WRITTEN PROBLEM: Below are records to be output exactly, every one of them.

Part of a data file:
· · · ·
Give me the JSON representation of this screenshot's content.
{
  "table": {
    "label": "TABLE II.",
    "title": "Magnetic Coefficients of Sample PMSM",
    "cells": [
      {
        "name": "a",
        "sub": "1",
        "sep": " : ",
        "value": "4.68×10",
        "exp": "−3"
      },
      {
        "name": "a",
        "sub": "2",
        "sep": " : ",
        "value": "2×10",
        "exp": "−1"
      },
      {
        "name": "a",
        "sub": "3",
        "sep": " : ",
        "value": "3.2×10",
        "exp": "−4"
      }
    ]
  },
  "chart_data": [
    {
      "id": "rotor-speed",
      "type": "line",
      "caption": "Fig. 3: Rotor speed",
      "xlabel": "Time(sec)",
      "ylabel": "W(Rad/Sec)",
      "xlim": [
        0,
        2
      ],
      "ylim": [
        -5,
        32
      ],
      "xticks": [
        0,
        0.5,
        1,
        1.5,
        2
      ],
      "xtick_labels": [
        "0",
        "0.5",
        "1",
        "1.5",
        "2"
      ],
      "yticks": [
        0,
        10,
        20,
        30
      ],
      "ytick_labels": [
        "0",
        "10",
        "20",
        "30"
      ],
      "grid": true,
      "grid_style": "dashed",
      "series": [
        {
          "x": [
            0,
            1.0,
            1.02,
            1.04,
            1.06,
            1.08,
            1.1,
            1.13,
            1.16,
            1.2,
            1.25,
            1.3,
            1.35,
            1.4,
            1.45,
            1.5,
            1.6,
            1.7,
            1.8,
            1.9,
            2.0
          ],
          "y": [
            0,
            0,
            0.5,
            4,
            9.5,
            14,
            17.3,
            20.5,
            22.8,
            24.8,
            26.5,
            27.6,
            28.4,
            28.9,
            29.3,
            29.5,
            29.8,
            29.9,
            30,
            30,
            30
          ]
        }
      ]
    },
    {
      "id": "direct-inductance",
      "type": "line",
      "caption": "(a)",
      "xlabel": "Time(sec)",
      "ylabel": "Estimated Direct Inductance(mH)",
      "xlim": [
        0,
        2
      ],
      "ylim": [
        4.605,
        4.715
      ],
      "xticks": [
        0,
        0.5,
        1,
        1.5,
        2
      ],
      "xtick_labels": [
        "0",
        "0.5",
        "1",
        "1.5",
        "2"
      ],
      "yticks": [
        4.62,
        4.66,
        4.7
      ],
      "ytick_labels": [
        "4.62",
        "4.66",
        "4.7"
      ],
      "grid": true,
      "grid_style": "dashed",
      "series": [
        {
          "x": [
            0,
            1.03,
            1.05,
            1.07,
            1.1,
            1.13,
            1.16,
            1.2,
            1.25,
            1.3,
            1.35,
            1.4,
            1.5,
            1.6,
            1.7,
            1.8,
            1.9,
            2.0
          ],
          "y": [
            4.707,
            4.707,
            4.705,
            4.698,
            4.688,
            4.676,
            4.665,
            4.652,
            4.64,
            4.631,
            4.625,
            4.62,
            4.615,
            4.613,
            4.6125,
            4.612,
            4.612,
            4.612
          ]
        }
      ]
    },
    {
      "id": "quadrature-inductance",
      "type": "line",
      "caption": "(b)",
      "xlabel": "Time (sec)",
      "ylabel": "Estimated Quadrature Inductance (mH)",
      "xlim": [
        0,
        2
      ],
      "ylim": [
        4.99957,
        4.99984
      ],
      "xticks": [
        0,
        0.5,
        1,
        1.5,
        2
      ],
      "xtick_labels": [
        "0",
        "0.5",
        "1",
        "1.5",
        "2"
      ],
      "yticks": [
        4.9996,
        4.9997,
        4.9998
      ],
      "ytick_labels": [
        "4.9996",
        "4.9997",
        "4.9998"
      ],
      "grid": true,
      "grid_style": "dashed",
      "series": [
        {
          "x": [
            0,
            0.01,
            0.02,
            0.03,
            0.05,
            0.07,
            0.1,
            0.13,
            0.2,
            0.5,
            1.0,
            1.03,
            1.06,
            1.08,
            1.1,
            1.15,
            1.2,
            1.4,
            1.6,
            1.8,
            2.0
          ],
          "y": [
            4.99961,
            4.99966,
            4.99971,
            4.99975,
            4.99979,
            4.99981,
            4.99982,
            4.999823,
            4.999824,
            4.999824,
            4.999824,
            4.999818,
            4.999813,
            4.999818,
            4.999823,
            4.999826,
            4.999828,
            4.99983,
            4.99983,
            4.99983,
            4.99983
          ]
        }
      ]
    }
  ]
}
· · · ·
TASK RESULT:
Give me the JSON representation of this screenshot's content.
{
  "table": {
    "label": "TABLE II.",
    "title": "Magnetic Coefficients of Sample PMSM",
    "cells": [
      {
        "name": "a",
        "sub": "1",
        "sep": " : ",
        "value": "4.68×10",
        "exp": "−3"
      },
      {
        "name": "a",
        "sub": "2",
        "sep": " : ",
        "value": "2×10",
        "exp": "−1"
      },
      {
        "name": "a",
        "sub": "3",
        "sep": " : ",
        "value": "3.2×10",
        "exp": "−4"
      }
    ]
  },
  "chart_data": [
    {
      "id": "rotor-speed",
      "type": "line",
      "caption": "Fig. 3: Rotor speed",
      "xlabel": "Time(sec)",
      "ylabel": "W(Rad/Sec)",
      "xlim": [
        0,
        2
      ],
      "ylim": [
        -5,
        32
      ],
      "xticks": [
        0,
        0.5,
        1,
        1.5,
        2
      ],
      "xtick_labels": [
        "0",
        "0.5",
        "1",
        "1.5",
        "2"
      ],
      "yticks": [
        0,
        10,
        20,
        30
      ],
      "ytick_labels": [
        "0",
        "10",
        "20",
        "30"
      ],
      "grid": true,
      "grid_style": "dashed",
      "series": [
        {
          "x": [
            0,
            1.0,
            1.02,
            1.04,
            1.06,
            1.08,
            1.1,
            1.13,
            1.16,
            1.2,
            1.25,
            1.3,
            1.35,
            1.4,
            1.45,
            1.5,
            1.6,
            1.7,
            1.8,
            1.9,
            2.0
          ],
          "y": [
            0,
            0,
            0.5,
            4,
            9.5,
            14,
            17.3,
            20.5,
            22.8,
            24.8,
            26.5,
            27.6,
            28.4,
            28.9,
            29.3,
            29.5,
            29.8,
            29.9,
            30,
            30,
            30
          ]
        }
      ]
    },
    {
      "id": "direct-inductance",
      "type": "line",
      "caption": "(a)",
      "xlabel": "Time(sec)",
      "ylabel": "Estimated Direct Inductance(mH)",
      "xlim": [
        0,
        2
      ],
      "ylim": [
        4.605,
        4.715
      ],
      "xticks": [
        0,
        0.5,
        1,
        1.5,
        2
      ],
      "xtick_labels": [
        "0",
        "0.5",
        "1",
        "1.5",
        "2"
      ],
      "yticks": [
        4.62,
        4.66,
        4.7
      ],
      "ytick_labels": [
        "4.62",
        "4.66",
        "4.7"
      ],
      "grid": true,
      "grid_style": "dashed",
      "series": [
        {
          "x": [
            0,
            1.03,
            1.05,
            1.07,
            1.1,
            1.13,
            1.16,
            1.2,
            1.25,
            1.3,
            1.35,
            1.4,
            1.5,
            1.6,
            1.7,
            1.8,
            1.9,
            2.0
          ],
          "y": [
            4.707,
            4.707,
            4.705,
            4.698,
            4.688,
            4.676,
            4.665,
            4.652,
            4.64,
            4.631,
            4.625,
            4.62,
            4.615,
            4.613,
            4.6125,
            4.612,
            4.612,
            4.612
          ]
        }
      ]
    },
    {
      "id": "quadrature-inductance",
      "type": "line",
      "caption": "(b)",
      "xlabel": "Time (sec)",
      "ylabel": "Estimated Quadrature Inductance (mH)",
      "xlim": [
        0,
        2
      ],
      "ylim": [
        4.99957,
        4.99984
      ],
      "xticks": [
        0,
        0.5,
        1,
        1.5,
        2
      ],
      "xtick_labels": [
        "0",
        "0.5",
        "1",
        "1.5",
        "2"
      ],
      "yticks": [
        4.9996,
        4.9997,
        4.9998
      ],
      "ytick_labels": [
        "4.9996",
        "4.9997",
        "4.9998"
      ],
      "grid": true,
      "grid_style": "dashed",
      "series": [
        {
          "x": [
            0,
            0.01,
            0.02,
            0.03,
            0.05,
            0.07,
            0.1,
            0.13,
            0.2,
            0.5,
            1.0,
            1.03,
            1.06,
            1.08,
            1.1,
            1.15,
            1.2,
            1.4,
            1.6,
            1.8,
            2.0
          ],
          "y": [
            4.99961,
            4.99966,
            4.99971,
            4.99975,
            4.99979,
            4.99981,
            4.99982,
            4.999823,
            4.999824,
            4.999824,
            4.999824,
            4.999818,
            4.999813,
            4.999818,
            4.999823,
            4.999826,
            4.999828,
            4.99983,
            4.99983,
            4.99983,
            4.99983
          ]
        }
      ]
    }
  ]
}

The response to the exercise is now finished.